== Input records

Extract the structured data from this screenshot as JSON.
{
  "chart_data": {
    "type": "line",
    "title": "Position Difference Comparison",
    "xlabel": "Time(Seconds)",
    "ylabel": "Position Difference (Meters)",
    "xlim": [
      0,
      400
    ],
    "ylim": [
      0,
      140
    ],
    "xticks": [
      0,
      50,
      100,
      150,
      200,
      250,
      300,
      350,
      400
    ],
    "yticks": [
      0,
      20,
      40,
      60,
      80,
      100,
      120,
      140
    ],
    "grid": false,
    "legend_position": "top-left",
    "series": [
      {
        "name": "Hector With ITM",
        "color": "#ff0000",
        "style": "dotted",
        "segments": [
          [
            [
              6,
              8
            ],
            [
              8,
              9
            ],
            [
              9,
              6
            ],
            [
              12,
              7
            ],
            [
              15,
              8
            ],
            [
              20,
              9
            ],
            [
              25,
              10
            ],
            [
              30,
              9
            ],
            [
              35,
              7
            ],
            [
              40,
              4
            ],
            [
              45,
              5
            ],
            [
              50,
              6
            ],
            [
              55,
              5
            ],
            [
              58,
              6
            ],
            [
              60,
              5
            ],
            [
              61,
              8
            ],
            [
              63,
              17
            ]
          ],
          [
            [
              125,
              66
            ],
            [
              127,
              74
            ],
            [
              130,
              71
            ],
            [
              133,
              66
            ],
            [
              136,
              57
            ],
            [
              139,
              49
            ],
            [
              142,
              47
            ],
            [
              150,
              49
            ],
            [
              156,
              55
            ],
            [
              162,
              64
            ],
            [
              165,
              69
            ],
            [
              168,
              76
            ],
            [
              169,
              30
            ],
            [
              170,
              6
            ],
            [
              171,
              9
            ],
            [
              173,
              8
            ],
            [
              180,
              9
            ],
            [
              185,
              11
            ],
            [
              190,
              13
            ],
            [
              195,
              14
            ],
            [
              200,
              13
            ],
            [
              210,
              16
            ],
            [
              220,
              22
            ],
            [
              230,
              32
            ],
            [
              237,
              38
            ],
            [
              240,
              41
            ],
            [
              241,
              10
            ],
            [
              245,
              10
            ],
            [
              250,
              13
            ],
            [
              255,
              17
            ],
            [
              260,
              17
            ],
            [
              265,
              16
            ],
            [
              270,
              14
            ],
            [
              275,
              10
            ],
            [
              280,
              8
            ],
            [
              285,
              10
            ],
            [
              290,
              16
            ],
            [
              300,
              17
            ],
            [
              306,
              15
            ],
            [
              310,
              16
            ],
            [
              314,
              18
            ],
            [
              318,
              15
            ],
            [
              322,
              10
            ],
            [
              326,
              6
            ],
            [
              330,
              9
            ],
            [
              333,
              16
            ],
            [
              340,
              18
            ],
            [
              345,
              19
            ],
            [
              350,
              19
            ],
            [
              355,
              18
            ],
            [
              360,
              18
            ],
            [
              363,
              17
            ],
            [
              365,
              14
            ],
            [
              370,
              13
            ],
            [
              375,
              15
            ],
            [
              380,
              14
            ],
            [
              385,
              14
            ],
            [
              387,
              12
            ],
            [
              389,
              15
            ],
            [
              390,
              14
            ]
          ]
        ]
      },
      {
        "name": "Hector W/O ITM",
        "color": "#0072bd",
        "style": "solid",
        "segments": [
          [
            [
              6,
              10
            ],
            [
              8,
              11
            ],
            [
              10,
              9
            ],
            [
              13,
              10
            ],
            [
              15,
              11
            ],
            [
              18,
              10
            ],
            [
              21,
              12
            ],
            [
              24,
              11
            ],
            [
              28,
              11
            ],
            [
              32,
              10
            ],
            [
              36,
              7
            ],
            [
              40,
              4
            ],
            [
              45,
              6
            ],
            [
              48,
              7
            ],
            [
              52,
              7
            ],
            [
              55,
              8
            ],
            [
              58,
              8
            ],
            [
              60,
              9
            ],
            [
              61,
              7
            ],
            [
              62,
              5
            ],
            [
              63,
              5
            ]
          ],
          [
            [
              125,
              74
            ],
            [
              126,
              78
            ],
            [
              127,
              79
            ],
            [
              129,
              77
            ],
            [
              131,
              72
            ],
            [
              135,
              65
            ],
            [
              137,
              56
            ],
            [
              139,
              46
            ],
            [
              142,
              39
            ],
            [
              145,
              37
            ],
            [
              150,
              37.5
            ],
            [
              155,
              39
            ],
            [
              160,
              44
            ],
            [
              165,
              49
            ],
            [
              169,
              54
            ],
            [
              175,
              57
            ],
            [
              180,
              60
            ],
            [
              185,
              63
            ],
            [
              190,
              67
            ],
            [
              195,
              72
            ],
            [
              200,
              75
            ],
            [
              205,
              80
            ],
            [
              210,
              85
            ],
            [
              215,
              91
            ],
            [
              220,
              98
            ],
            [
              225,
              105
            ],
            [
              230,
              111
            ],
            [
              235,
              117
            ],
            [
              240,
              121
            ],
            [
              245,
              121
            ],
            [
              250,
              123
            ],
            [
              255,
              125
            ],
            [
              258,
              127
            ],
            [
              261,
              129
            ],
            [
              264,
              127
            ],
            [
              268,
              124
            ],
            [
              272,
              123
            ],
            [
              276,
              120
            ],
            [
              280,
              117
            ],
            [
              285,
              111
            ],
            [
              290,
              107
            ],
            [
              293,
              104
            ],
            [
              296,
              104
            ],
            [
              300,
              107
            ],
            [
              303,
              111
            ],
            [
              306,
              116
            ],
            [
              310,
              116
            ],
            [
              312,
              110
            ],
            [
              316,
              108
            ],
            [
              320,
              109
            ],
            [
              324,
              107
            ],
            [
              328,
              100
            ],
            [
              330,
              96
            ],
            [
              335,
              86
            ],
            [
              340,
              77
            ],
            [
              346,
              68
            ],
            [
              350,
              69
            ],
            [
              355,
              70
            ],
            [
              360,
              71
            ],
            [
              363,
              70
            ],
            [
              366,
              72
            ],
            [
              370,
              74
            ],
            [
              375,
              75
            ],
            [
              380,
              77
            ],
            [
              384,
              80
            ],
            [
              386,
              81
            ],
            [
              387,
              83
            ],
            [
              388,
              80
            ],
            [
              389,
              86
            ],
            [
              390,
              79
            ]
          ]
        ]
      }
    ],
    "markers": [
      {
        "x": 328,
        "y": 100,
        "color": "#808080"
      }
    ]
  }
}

====

Restate all of the entries exactly, please.

Complete answer =>
Extract the structured data from this screenshot as JSON.
{
  "chart_data": {
    "type": "line",
    "title": "Position Difference Comparison",
    "xlabel": "Time(Seconds)",
    "ylabel": "Position Difference (Meters)",
    "xlim": [
      0,
      400
    ],
    "ylim": [
      0,
      140
    ],
    "xticks": [
      0,
      50,
      100,
      150,
      200,
      250,
      300,
      350,
      400
    ],
    "yticks": [
      0,
      20,
      40,
      60,
      80,
      100,
      120,
      140
    ],
    "grid": false,
    "legend_position": "top-left",
    "series": [
      {
        "name": "Hector With ITM",
        "color": "#ff0000",
        "style": "dotted",
        "segments": [
          [
            [
              6,
              8
            ],
            [
              8,
              9
            ],
            [
              9,
              6
            ],
            [
              12,
              7
            ],
            [
              15,
              8
            ],
            [
              20,
              9
            ],
            [
              25,
              10
            ],
            [
              30,
              9
            ],
            [
              35,
              7
            ],
            [
              40,
              4
            ],
            [
              45,
              5
            ],
            [
              50,
              6
            ],
            [
              55,
              5
            ],
            [
              58,
              6
            ],
            [
              60,
              5
            ],
            [
              61,
              8
            ],
            [
              63,
              17
            ]
          ],
          [
            [
              125,
              66
            ],
            [
              127,
              74
            ],
            [
              130,
              71
            ],
            [
              133,
              66
            ],
            [
              136,
              57
            ],
            [
              139,
              49
            ],
            [
              142,
              47
            ],
            [
              150,
              49
            ],
            [
              156,
              55
            ],
            [
              162,
              64
            ],
            [
              165,
              69
            ],
            [
              168,
              76
            ],
            [
              169,
              30
            ],
            [
              170,
              6
            ],
            [
              171,
              9
            ],
            [
              173,
              8
            ],
            [
              180,
              9
            ],
            [
              185,
              11
            ],
            [
              190,
              13
            ],
            [
              195,
              14
            ],
            [
              200,
              13
            ],
            [
              210,
              16
            ],
            [
              220,
              22
            ],
            [
              230,
              32
            ],
            [
              237,
              38
            ],
            [
              240,
              41
            ],
            [
              241,
              10
            ],
            [
              245,
              10
            ],
            [
              250,
              13
            ],
            [
              255,
              17
            ],
            [
              260,
              17
            ],
            [
              265,
              16
            ],
            [
              270,
              14
            ],
            [
              275,
              10
            ],
            [
              280,
              8
            ],
            [
              285,
              10
            ],
            [
              290,
              16
            ],
            [
              300,
              17
            ],
            [
              306,
              15
            ],
            [
              310,
              16
            ],
            [
              314,
              18
            ],
            [
              318,
              15
            ],
            [
              322,
              10
            ],
            [
              326,
              6
            ],
            [
              330,
              9
            ],
            [
              333,
              16
            ],
            [
              340,
              18
            ],
            [
              345,
              19
            ],
            [
              350,
              19
            ],
            [
              355,
              18
            ],
            [
              360,
              18
            ],
            [
              363,
              17
            ],
            [
              365,
              14
            ],
            [
              370,
              13
            ],
            [
              375,
              15
            ],
            [
              380,
              14
            ],
            [
              385,
              14
            ],
            [
              387,
              12
            ],
            [
              389,
              15
            ],
            [
              390,
              14
            ]
          ]
        ]
      },
      {
        "name": "Hector W/O ITM",
        "color": "#0072bd",
        "style": "solid",
        "segments": [
          [
            [
              6,
              10
            ],
            [
              8,
              11
            ],
            [
              10,
              9
            ],
            [
              13,
              10
            ],
            [
              15,
              11
            ],
            [
              18,
              10
            ],
            [
              21,
              12
            ],
            [
              24,
              11
            ],
            [
              28,
              11
            ],
            [
              32,
              10
            ],
            [
              36,
              7
            ],
            [
              40,
              4
            ],
            [
              45,
              6
            ],
            [
              48,
              7
            ],
            [
              52,
              7
            ],
            [
              55,
              8
            ],
            [
              58,
              8
            ],
            [
              60,
              9
            ],
            [
              61,
              7
            ],
            [
              62,
              5
            ],
            [
              63,
              5
            ]
          ],
          [
            [
              125,
              74
            ],
            [
              126,
              78
            ],
            [
              127,
              79
            ],
            [
              129,
              77
            ],
            [
              131,
              72
            ],
            [
              135,
              65
            ],
            [
              137,
              56
            ],
            [
              139,
              46
            ],
            [
              142,
              39
            ],
            [
              145,
              37
            ],
            [
              150,
              37.5
            ],
            [
              155,
              39
            ],
            [
              160,
              44
            ],
            [
              165,
              49
            ],
            [
              169,
              54
            ],
            [
              175,
              57
            ],
            [
              180,
              60
            ],
            [
              185,
              63
            ],
            [
              190,
              67
            ],
            [
              195,
              72
            ],
            [
              200,
              75
            ],
            [
              205,
              80
            ],
            [
              210,
              85
            ],
            [
              215,
              91
            ],
            [
              220,
              98
            ],
            [
              225,
              105
            ],
            [
              230,
              111
            ],
            [
              235,
              117
            ],
            [
              240,
              121
            ],
            [
              245,
              121
            ],
            [
              250,
              123
            ],
            [
              255,
              125
            ],
            [
              258,
              127
            ],
            [
              261,
              129
            ],
            [
              264,
              127
            ],
            [
              268,
              124
            ],
            [
              272,
              123
            ],
            [
              276,
              120
            ],
            [
              280,
              117
            ],
            [
              285,
              111
            ],
            [
              290,
              107
            ],
            [
              293,
              104
            ],
            [
              296,
              104
            ],
            [
              300,
              107
            ],
            [
              303,
              111
            ],
            [
              306,
              116
            ],
            [
              310,
              116
            ],
            [
              312,
              110
            ],
            [
              316,
              108
            ],
            [
              320,
              109
            ],
            [
              324,
              107
            ],
            [
              328,
              100
            ],
            [
              330,
              96
            ],
            [
              335,
              86
            ],
            [
              340,
              77
            ],
            [
              346,
              68
            ],
            [
              350,
              69
            ],
            [
              355,
              70
            ],
            [
              360,
              71
            ],
            [
              363,
              70
            ],
            [
              366,
              72
            ],
            [
              370,
              74
            ],
            [
              375,
              75
            ],
            [
              380,
              77
            ],
            [
              384,
              80
            ],
            [
              386,
              81
            ],
            [
              387,
              83
            ],
            [
              388,
              80
            ],
            [
              389,
              86
            ],
            [
              390,
              79
            ]
          ]
        ]
      }
    ],
    "markers": [
      {
        "x": 328,
        "y": 100,
        "color": "#808080"
      }
    ]
  }
}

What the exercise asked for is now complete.